Tally how many lines hold the string "this". Your reply should be that number alone.

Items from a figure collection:
= = =

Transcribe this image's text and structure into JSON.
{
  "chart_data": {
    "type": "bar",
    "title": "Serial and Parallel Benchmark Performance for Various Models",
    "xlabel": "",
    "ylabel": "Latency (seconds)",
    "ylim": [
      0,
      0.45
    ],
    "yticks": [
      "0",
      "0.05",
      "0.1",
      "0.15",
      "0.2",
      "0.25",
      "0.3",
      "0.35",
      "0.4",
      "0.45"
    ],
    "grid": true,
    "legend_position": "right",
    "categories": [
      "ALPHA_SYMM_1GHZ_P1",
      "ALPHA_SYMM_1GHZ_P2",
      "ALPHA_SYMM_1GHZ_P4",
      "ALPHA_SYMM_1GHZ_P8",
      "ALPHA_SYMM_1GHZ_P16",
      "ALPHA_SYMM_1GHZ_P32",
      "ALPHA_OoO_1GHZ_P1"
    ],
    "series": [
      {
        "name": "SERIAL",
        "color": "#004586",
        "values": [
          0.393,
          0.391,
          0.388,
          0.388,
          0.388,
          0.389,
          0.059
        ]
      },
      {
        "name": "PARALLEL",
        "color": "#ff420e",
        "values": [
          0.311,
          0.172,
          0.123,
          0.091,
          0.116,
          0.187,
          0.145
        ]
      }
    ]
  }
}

= = =

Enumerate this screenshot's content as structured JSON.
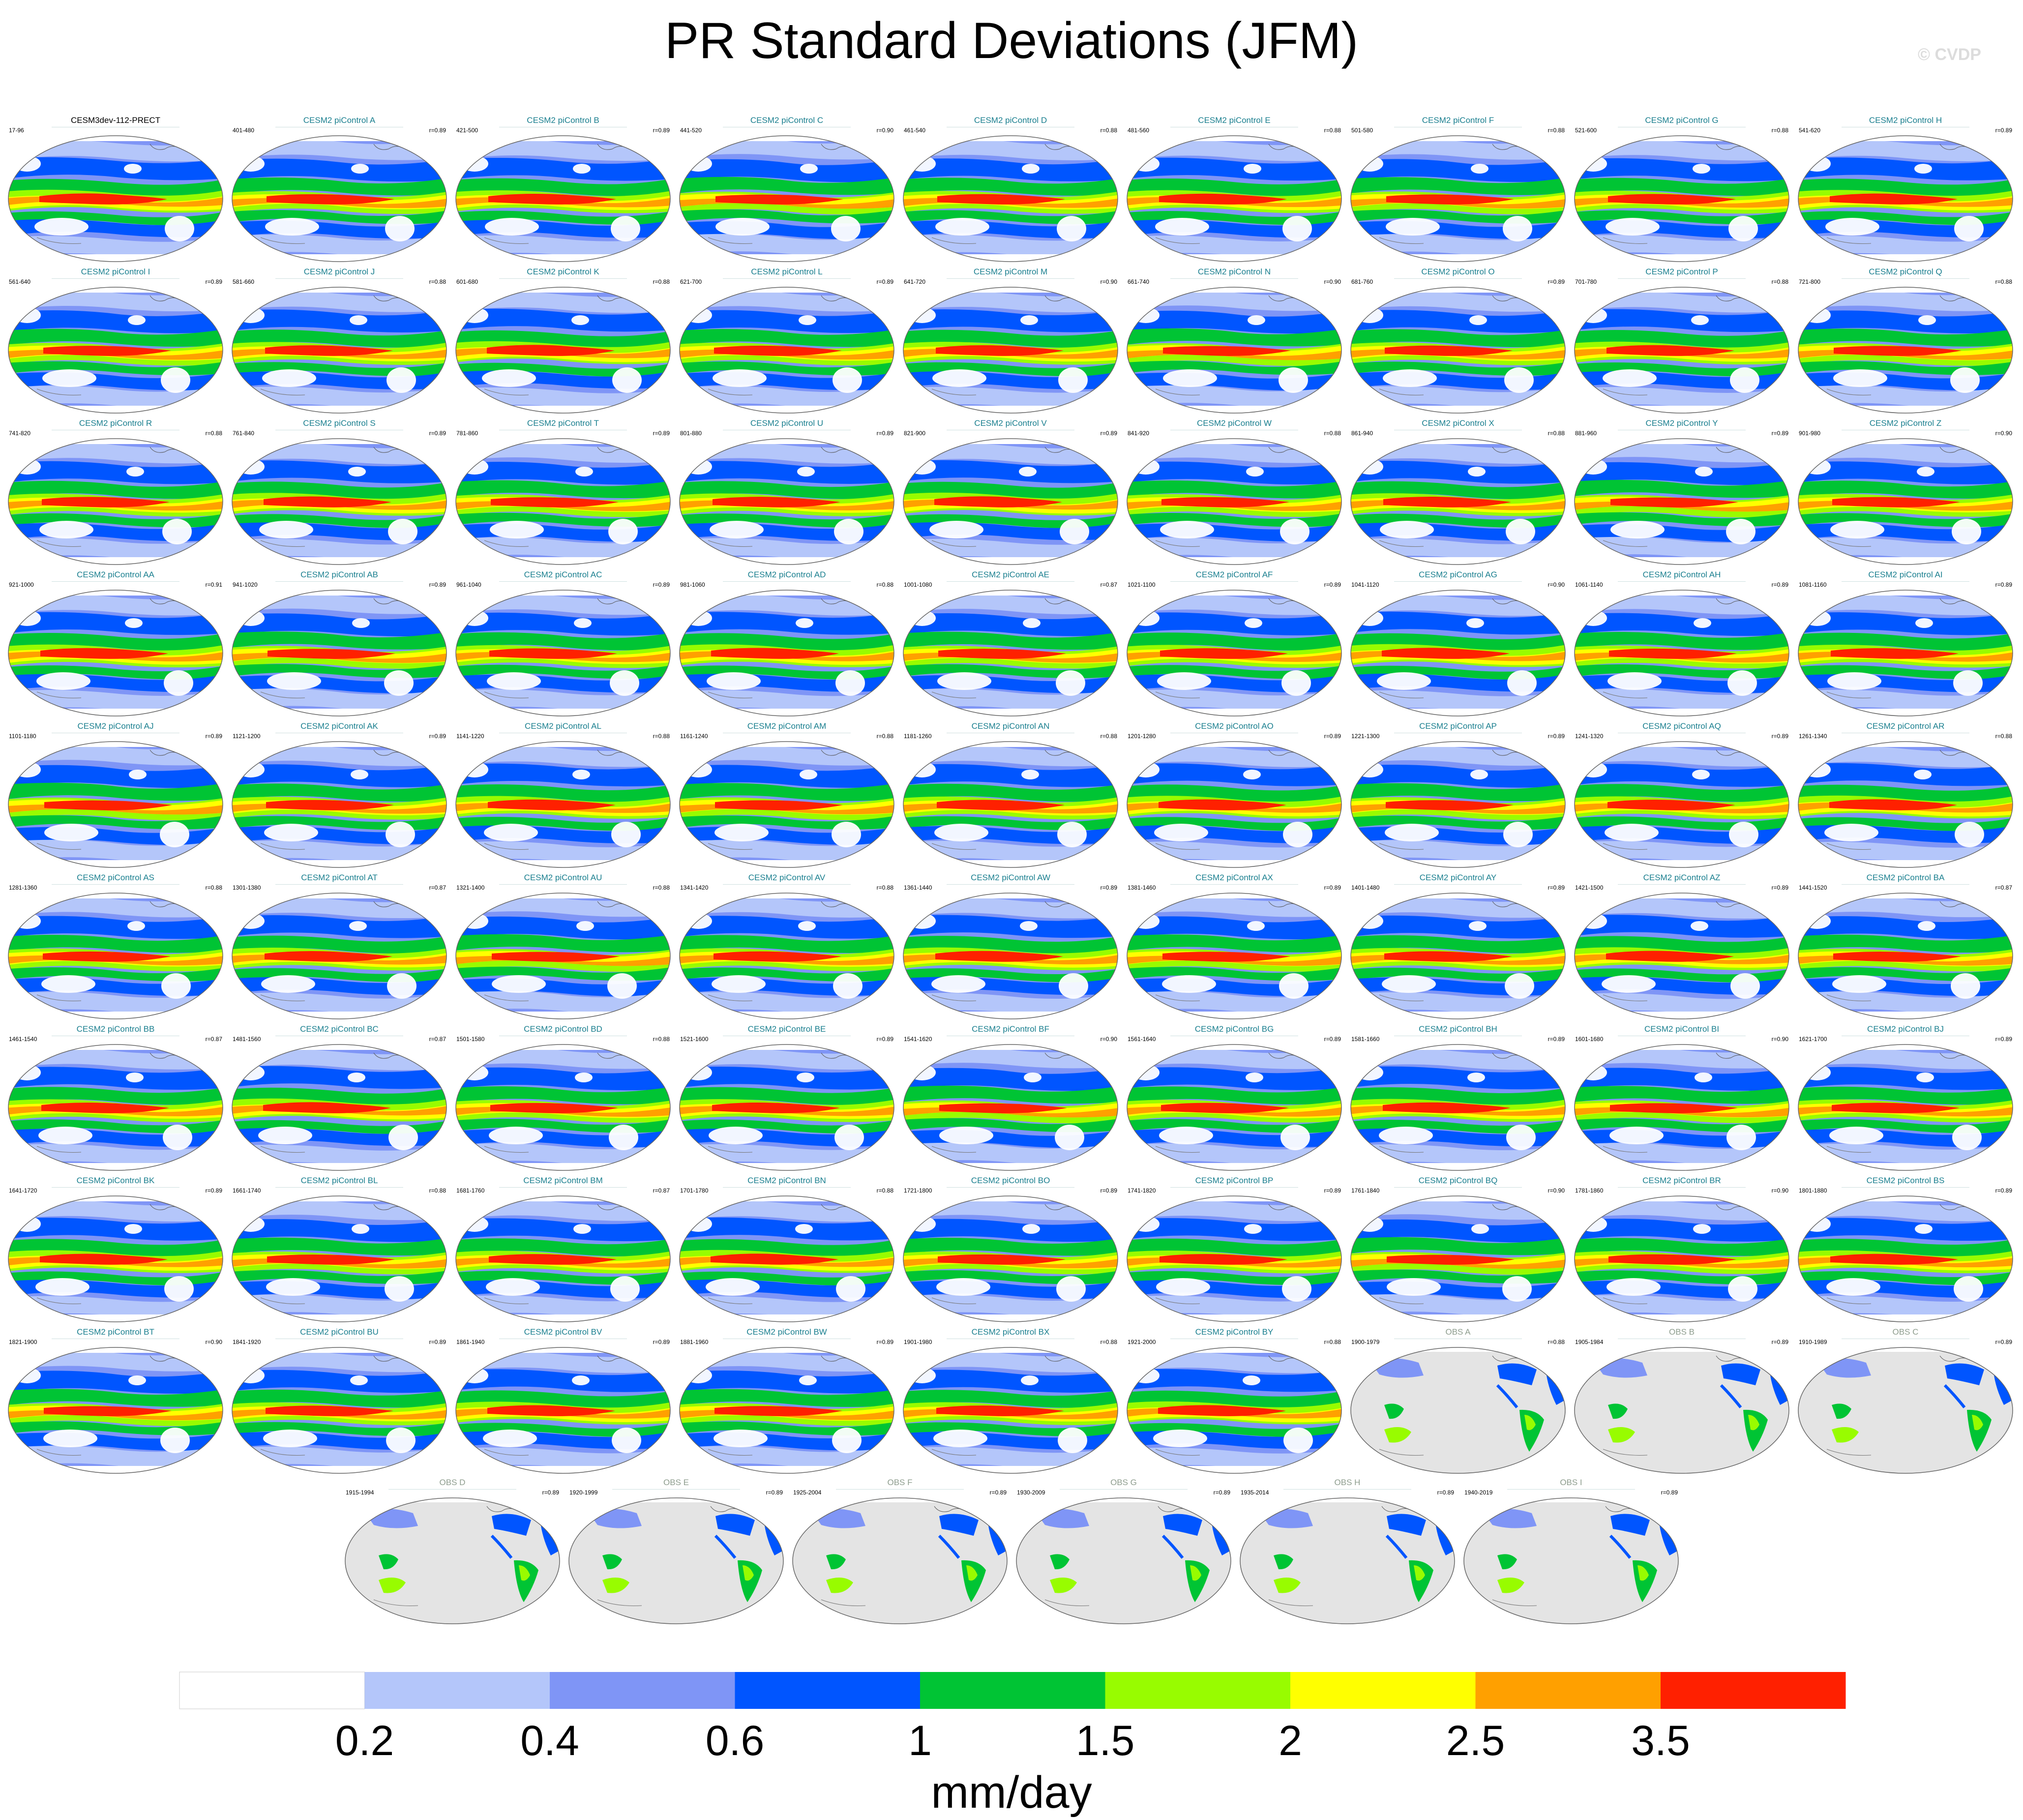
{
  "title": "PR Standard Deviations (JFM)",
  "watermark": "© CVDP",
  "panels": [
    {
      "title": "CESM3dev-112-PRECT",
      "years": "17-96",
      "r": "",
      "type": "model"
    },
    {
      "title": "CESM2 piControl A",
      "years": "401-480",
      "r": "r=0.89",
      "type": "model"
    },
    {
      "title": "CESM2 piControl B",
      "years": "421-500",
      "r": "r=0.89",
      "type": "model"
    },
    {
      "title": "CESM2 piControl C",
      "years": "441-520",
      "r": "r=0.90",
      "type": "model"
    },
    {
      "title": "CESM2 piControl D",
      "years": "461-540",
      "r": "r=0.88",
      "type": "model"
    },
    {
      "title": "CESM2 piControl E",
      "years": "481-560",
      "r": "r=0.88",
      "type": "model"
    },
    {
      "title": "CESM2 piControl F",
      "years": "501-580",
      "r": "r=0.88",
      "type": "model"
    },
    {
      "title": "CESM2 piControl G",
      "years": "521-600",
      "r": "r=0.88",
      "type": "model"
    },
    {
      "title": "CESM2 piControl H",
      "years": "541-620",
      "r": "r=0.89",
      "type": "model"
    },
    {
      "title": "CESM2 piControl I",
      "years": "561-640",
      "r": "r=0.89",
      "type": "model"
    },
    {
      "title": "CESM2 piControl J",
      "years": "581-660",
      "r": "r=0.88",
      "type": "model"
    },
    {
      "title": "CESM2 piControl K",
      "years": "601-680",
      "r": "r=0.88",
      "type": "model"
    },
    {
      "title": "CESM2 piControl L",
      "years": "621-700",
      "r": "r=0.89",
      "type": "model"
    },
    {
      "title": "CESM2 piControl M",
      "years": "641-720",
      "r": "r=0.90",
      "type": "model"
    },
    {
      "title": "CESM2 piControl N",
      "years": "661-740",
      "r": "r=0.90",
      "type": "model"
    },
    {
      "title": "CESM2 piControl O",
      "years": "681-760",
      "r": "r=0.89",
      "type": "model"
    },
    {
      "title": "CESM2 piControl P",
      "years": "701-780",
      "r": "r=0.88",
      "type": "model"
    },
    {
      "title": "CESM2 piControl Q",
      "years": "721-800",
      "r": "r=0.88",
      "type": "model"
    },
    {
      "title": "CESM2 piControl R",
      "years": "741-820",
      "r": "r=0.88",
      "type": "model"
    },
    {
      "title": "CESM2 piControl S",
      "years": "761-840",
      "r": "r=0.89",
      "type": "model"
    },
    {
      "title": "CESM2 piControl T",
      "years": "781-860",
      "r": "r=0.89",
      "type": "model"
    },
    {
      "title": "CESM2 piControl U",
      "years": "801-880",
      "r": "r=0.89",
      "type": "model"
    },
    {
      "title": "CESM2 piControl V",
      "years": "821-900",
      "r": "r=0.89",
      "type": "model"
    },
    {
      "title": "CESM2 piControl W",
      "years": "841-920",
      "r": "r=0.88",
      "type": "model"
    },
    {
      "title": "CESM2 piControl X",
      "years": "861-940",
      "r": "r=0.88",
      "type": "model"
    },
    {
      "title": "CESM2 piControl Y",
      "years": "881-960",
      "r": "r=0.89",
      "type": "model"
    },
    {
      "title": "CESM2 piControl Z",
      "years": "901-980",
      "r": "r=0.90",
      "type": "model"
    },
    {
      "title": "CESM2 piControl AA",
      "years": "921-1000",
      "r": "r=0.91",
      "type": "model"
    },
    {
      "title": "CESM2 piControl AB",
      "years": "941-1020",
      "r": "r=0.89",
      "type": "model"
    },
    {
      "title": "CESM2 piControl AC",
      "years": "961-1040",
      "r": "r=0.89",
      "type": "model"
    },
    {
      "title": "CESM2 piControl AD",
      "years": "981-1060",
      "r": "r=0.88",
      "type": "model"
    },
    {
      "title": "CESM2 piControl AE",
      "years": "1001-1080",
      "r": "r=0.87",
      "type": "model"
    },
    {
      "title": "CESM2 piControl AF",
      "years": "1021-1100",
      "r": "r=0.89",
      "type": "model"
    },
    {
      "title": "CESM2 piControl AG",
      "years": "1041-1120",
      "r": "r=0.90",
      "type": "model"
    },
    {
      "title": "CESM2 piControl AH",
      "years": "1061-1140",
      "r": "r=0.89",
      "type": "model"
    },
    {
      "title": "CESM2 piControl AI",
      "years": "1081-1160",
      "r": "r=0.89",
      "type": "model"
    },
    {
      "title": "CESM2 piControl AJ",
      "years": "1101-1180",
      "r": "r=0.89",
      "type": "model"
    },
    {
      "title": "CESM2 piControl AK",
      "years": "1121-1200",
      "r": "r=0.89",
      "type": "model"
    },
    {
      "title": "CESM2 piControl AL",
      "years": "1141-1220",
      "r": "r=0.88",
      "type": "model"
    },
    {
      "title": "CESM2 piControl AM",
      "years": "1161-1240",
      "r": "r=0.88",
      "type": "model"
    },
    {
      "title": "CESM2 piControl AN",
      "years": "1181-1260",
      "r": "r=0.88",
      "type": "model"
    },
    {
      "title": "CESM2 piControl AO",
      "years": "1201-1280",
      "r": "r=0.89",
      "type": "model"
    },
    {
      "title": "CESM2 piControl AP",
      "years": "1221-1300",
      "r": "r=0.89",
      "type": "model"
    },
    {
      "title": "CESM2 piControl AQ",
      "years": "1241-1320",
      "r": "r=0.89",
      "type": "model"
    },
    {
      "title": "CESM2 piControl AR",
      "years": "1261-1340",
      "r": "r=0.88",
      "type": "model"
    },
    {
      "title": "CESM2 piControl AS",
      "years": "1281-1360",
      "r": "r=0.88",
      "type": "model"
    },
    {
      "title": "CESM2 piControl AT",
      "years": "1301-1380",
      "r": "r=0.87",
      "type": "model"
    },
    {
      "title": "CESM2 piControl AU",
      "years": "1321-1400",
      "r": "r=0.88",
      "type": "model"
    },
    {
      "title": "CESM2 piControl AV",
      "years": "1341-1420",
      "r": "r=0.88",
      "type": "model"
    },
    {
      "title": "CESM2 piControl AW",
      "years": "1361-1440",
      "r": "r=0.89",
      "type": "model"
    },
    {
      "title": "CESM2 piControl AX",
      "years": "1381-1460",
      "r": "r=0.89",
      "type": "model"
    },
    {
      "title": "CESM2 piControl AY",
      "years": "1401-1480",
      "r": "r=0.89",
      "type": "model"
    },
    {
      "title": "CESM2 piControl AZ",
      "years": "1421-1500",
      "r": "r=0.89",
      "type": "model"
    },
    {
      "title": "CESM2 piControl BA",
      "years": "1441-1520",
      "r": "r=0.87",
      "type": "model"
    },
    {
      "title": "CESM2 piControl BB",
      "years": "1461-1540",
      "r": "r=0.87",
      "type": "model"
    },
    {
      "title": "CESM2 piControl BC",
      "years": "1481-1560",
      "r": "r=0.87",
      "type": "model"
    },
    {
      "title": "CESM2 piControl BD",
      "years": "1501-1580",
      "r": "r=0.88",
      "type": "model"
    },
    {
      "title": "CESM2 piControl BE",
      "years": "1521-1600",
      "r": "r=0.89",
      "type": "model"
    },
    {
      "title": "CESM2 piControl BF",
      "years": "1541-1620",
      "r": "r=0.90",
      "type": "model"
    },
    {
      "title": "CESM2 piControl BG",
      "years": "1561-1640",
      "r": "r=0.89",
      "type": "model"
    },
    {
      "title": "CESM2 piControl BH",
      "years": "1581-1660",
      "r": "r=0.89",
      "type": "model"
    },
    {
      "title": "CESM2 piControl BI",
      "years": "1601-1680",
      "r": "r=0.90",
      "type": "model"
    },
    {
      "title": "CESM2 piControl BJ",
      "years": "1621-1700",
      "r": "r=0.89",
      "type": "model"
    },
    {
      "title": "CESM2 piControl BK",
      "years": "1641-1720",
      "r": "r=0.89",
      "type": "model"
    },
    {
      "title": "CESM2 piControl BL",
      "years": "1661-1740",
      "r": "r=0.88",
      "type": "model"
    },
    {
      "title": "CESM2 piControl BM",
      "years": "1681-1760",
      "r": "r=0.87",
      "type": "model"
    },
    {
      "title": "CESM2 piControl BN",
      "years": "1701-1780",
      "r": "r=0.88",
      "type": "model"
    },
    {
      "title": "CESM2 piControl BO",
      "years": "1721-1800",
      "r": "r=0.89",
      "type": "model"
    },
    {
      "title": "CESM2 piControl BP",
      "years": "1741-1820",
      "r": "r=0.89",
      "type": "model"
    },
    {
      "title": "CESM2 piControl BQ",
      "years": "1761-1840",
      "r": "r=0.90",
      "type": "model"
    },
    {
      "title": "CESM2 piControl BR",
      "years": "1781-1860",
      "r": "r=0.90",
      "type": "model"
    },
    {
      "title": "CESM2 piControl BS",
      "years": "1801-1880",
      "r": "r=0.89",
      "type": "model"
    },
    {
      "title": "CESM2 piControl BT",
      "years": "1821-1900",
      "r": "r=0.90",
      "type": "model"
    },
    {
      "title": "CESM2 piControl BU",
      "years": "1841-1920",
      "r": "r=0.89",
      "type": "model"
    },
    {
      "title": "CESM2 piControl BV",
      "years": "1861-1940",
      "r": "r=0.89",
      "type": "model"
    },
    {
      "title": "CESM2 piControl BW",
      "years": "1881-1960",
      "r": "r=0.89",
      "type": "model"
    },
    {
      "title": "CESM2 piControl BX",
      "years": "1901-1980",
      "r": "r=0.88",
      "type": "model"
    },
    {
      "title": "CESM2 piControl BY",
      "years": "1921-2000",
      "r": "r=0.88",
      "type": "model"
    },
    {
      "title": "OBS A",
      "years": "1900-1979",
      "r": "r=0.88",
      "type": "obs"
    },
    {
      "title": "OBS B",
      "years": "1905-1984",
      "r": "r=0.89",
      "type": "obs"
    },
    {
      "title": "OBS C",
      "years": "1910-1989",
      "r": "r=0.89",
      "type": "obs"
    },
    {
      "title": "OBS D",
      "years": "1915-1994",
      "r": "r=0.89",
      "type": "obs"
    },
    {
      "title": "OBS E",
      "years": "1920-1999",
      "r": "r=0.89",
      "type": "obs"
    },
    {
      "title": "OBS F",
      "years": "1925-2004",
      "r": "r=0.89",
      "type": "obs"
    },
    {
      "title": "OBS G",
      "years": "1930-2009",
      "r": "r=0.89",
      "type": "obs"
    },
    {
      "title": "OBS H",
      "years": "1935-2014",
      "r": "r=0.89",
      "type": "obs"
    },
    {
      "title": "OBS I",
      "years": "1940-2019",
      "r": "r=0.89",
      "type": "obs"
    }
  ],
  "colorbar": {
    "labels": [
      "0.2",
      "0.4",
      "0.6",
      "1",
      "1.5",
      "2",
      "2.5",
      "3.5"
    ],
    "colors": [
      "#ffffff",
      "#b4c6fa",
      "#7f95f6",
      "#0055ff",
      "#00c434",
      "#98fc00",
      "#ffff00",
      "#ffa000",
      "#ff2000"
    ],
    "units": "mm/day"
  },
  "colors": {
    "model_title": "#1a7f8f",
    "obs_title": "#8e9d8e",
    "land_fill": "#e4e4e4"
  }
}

= = =

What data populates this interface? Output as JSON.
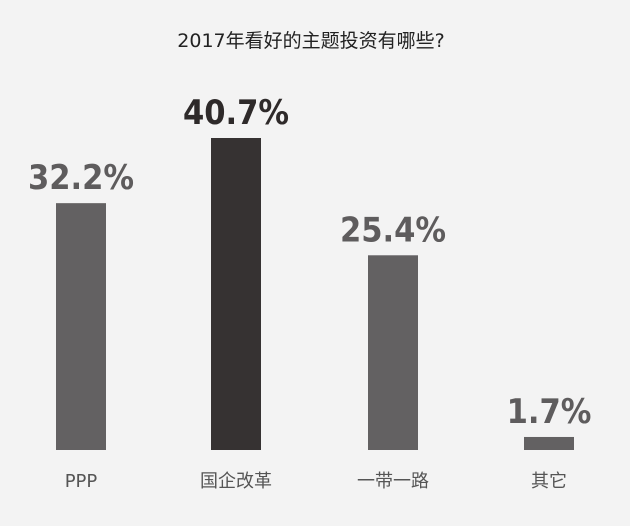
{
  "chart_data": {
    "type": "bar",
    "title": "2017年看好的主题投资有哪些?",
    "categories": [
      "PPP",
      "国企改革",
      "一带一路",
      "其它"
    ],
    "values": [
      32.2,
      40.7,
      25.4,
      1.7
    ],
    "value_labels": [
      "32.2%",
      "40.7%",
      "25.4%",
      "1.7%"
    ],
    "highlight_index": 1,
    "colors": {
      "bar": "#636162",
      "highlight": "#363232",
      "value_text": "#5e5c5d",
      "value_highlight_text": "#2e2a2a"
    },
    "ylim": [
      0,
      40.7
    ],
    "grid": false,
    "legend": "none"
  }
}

= = =

## Complete answer
3